From the listing below, pull each line that includes "this".

───── Recorded information ─────

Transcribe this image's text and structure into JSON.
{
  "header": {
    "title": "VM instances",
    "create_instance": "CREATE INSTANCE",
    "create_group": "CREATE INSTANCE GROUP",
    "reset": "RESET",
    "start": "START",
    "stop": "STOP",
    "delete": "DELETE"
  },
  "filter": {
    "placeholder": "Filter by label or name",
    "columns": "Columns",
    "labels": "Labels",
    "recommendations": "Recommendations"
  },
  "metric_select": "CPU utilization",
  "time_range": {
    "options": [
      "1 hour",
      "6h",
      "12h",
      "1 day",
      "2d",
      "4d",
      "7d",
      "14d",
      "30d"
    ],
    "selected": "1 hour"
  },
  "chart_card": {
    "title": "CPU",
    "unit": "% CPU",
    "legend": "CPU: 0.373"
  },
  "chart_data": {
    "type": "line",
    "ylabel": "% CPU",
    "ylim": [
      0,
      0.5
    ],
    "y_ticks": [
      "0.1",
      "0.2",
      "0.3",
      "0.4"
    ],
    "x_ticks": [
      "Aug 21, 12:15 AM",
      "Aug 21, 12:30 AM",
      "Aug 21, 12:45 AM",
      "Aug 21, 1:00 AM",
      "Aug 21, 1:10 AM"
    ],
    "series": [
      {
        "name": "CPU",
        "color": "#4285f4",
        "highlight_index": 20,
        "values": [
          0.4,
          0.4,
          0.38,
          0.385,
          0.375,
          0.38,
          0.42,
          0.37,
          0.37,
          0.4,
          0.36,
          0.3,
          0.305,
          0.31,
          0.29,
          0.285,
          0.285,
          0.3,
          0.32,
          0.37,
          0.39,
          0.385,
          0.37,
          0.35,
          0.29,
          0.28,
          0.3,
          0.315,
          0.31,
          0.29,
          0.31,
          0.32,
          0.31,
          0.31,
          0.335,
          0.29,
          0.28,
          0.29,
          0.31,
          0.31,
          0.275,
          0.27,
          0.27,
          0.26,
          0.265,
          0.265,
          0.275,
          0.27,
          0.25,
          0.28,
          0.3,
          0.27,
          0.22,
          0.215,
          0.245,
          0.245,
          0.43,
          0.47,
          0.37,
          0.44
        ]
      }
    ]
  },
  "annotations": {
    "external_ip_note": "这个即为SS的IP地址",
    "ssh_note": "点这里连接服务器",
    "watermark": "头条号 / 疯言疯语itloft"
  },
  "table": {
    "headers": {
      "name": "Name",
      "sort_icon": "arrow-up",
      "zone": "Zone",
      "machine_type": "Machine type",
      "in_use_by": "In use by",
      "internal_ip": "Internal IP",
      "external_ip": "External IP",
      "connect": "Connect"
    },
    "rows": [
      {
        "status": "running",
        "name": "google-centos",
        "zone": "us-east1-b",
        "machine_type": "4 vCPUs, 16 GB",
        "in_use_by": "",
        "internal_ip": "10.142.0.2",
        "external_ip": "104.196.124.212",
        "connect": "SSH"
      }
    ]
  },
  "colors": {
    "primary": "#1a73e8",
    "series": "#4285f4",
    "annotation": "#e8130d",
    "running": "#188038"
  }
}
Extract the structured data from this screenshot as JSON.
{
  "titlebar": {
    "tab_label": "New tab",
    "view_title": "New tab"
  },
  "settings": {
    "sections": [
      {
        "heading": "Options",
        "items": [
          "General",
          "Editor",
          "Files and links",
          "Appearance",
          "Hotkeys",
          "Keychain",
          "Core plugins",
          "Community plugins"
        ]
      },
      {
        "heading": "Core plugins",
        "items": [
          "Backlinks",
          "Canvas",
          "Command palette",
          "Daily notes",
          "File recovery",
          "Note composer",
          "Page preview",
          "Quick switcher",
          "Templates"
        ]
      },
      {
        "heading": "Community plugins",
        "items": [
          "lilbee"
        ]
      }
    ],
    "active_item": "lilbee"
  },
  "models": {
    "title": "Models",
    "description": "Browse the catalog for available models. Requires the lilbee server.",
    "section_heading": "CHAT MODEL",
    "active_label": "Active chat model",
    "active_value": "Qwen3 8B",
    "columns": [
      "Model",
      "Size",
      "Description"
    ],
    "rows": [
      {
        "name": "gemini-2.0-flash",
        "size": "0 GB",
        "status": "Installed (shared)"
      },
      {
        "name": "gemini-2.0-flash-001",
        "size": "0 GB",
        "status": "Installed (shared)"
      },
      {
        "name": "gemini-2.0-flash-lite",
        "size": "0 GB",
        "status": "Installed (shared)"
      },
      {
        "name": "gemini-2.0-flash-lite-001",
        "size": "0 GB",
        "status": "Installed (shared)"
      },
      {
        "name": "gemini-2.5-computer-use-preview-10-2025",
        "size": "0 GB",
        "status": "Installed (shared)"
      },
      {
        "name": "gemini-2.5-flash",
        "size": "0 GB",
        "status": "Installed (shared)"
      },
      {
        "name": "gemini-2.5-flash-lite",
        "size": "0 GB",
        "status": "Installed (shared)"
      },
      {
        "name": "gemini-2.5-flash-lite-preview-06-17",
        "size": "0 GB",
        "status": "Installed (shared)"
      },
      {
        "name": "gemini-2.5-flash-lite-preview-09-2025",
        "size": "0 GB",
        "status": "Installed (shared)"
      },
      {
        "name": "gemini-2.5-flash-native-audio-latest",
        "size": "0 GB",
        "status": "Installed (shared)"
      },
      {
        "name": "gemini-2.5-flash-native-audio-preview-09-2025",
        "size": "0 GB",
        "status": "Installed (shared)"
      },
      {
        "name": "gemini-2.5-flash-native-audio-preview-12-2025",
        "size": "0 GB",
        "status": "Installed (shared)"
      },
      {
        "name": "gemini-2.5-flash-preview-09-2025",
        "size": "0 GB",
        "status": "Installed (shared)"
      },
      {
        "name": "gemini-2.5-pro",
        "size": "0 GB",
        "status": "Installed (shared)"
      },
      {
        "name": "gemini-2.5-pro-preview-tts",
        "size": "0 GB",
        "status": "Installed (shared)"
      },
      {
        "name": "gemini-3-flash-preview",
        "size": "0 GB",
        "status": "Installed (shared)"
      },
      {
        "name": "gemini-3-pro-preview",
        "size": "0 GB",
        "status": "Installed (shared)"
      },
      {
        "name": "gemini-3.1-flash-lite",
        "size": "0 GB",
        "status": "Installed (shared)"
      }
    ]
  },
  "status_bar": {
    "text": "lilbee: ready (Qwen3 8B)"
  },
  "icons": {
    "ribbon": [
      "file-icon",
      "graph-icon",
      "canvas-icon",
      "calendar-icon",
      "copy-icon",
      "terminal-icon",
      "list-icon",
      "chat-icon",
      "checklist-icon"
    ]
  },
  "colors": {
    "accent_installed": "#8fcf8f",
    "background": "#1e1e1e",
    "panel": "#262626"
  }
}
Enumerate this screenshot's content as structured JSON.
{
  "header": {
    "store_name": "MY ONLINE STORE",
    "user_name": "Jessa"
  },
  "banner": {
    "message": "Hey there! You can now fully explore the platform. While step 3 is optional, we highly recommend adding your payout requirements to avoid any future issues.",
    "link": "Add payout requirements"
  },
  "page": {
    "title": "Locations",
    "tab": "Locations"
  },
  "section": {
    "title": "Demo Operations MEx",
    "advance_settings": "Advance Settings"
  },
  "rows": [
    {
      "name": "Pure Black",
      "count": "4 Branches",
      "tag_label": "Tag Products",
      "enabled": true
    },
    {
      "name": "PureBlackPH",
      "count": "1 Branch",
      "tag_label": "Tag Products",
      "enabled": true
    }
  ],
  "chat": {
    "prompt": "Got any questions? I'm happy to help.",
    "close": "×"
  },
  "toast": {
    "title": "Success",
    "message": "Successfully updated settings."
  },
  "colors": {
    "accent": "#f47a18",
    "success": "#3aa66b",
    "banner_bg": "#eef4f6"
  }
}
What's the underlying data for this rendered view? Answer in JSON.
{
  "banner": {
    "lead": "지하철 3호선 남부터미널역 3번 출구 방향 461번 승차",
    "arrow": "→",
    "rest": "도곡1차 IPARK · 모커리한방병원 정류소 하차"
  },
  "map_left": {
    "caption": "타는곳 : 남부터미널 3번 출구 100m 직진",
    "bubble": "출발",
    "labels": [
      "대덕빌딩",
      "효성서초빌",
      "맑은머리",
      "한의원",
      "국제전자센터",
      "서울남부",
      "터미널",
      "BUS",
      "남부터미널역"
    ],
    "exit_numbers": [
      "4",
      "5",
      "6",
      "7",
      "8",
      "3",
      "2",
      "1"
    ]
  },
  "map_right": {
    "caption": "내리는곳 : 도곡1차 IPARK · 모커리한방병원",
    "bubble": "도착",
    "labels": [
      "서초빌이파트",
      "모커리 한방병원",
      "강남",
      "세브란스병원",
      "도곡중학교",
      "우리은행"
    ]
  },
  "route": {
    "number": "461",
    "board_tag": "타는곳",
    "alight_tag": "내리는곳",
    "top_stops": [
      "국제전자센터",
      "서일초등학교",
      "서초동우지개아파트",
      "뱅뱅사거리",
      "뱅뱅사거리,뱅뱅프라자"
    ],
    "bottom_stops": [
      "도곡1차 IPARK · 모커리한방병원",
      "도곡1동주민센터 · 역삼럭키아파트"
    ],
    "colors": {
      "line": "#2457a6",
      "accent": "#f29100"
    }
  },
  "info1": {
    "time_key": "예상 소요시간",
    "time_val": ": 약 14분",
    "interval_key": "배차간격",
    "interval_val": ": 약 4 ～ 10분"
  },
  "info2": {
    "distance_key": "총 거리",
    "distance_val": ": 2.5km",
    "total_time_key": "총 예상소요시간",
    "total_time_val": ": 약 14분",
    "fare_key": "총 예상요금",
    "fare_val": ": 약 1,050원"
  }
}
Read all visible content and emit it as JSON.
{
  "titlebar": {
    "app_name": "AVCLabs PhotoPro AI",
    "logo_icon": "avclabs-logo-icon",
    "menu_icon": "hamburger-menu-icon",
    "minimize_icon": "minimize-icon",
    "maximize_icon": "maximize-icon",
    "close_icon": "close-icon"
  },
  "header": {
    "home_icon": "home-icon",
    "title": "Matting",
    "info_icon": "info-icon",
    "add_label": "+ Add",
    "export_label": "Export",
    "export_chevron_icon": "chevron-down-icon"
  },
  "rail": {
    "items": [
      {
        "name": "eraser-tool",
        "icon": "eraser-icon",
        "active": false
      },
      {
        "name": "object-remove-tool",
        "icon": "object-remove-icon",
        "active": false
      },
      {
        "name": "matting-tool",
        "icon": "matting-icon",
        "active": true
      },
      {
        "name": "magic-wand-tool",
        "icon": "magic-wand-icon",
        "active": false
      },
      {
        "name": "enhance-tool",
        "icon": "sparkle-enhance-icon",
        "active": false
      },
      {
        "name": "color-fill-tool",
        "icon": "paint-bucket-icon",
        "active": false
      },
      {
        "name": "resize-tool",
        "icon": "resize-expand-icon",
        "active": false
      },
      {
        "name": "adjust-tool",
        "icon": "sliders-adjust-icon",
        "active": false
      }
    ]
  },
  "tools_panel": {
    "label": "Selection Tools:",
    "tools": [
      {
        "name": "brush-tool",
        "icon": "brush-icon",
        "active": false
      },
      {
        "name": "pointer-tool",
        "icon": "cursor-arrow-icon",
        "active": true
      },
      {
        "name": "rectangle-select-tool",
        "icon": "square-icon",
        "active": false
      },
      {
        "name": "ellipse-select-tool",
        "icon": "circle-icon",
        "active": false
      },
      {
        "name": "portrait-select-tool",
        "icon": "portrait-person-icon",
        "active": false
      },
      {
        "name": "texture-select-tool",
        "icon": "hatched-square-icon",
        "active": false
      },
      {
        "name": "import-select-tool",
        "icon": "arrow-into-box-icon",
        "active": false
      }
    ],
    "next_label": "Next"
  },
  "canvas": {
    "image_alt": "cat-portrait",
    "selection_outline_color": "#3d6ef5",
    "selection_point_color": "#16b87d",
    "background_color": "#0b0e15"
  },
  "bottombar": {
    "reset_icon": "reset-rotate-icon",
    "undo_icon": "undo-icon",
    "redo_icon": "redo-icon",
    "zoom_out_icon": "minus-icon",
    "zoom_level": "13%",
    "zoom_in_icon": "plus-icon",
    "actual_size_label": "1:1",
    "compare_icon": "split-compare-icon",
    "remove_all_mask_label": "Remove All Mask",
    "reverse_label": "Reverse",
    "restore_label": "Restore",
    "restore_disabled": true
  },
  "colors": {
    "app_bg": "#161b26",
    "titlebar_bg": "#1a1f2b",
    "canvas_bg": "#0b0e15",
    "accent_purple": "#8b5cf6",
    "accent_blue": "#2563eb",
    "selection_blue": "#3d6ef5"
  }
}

─────

Exercise output >>
Transcribe this image's text and structure into JSON.
Extract the structured data from this screenshot as JSON.
Enumerate this screenshot's content as structured JSON.
What's the underlying data for this rendered view? Answer in JSON.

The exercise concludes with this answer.